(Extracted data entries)
— start —
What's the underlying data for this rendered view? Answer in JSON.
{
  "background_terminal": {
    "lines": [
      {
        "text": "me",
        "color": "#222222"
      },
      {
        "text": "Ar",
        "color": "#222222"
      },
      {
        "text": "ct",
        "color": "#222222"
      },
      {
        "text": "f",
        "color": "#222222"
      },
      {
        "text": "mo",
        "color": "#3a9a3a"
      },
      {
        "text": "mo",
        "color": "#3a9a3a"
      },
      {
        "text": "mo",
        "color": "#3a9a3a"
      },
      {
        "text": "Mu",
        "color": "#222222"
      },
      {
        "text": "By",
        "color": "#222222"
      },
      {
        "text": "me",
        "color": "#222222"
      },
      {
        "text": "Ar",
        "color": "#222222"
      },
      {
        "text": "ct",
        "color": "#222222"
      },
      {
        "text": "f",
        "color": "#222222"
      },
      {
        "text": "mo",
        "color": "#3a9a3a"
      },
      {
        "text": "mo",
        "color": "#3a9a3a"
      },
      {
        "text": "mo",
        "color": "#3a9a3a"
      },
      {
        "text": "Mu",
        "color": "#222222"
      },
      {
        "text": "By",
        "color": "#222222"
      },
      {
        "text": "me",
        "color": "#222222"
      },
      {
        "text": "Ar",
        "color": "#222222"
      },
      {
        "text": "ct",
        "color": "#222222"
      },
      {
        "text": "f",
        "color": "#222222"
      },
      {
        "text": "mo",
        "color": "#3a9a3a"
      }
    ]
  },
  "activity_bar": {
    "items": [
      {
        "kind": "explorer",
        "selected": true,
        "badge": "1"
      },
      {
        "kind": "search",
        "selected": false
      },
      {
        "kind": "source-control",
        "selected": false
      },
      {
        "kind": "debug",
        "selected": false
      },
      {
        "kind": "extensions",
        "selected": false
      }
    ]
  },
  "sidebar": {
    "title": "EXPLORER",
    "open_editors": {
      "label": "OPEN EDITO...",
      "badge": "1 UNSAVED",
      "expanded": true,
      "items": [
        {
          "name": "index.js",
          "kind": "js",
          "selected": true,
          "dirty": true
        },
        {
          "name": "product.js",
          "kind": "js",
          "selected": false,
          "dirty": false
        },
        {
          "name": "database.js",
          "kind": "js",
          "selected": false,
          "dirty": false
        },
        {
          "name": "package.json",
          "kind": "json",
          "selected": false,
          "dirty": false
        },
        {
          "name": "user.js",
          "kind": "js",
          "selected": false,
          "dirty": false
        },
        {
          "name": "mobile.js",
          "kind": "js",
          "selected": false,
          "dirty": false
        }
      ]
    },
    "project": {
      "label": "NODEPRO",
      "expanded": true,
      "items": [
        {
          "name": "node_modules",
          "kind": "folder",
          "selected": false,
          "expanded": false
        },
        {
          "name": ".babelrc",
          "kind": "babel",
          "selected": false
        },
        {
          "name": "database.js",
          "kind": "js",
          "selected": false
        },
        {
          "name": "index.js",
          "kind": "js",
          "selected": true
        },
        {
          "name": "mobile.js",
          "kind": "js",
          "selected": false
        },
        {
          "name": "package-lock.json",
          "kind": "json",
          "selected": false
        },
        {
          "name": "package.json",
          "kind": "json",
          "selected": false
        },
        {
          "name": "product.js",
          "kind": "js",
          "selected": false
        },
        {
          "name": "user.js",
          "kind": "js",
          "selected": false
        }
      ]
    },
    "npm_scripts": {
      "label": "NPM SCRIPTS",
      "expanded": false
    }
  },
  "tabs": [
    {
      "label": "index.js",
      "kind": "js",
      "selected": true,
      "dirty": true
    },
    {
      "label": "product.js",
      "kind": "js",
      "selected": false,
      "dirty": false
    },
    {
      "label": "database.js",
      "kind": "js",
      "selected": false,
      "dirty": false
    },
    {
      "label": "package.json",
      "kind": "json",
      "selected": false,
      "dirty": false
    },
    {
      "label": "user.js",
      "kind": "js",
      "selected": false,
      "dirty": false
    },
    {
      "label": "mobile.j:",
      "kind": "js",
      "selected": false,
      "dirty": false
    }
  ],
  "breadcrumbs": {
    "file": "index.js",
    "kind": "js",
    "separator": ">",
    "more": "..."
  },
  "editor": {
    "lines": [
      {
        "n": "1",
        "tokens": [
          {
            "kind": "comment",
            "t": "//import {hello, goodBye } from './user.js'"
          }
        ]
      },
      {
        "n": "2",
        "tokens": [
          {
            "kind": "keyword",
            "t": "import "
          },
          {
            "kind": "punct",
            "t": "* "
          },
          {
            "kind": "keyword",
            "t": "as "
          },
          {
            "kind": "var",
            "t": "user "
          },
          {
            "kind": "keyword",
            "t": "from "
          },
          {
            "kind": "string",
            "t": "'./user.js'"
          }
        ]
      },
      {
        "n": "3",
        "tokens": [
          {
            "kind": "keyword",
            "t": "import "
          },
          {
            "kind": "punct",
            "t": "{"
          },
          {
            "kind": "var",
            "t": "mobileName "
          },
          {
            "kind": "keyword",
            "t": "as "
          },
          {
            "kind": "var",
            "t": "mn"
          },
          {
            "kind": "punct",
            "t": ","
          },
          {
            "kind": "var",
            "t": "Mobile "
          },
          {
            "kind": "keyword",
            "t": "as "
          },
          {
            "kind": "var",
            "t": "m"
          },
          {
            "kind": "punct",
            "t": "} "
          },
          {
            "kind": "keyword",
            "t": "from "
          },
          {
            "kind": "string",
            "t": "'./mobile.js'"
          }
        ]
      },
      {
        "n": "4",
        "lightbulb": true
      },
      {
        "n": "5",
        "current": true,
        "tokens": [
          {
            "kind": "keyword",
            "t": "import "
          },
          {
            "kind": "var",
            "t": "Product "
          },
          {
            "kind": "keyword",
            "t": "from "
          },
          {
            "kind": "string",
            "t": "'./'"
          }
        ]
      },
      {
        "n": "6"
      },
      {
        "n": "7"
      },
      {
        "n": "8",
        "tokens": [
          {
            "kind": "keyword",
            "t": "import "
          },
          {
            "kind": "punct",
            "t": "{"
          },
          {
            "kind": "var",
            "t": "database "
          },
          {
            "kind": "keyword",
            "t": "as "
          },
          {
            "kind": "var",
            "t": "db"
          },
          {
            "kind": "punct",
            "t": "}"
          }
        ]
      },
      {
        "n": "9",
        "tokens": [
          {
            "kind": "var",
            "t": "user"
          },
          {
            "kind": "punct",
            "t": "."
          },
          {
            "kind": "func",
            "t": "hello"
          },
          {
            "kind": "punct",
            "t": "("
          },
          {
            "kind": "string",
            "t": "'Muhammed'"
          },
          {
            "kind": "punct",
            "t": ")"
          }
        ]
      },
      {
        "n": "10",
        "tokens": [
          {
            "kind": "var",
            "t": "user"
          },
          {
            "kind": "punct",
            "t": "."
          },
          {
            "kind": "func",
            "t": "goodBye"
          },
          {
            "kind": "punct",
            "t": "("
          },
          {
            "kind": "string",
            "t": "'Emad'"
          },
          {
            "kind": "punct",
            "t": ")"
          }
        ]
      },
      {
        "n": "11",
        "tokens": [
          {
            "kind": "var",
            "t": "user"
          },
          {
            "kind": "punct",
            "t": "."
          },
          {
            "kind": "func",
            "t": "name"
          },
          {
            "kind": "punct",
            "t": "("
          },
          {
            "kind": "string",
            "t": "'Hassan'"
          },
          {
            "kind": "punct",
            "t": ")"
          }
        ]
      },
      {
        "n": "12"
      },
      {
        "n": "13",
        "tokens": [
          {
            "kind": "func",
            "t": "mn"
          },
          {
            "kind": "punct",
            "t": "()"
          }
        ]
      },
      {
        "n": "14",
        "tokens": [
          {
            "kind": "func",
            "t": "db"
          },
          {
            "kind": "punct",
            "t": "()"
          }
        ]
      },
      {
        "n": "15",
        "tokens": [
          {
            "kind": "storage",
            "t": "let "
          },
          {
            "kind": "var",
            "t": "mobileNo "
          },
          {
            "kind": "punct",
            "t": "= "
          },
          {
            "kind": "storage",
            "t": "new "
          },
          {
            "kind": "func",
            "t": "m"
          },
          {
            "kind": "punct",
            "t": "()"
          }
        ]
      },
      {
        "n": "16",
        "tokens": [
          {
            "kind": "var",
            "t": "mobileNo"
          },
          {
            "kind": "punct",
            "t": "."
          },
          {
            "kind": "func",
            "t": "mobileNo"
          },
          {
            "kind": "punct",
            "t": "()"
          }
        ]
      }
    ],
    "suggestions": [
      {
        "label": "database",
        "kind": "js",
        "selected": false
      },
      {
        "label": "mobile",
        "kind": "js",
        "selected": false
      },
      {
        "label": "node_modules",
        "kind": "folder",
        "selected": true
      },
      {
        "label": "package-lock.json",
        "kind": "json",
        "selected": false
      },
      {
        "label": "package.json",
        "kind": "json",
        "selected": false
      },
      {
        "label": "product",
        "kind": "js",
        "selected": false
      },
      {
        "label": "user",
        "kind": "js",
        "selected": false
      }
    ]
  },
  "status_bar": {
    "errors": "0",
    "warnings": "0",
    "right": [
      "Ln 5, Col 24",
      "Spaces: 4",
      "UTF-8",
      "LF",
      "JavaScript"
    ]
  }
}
— end —
(Written instruction): Pick out, from the lines above, every one that contains the string "goodBye".

(Expected answer):
            "t": "//import {hello, goodBye } from './user.js'"
            "t": "goodBye"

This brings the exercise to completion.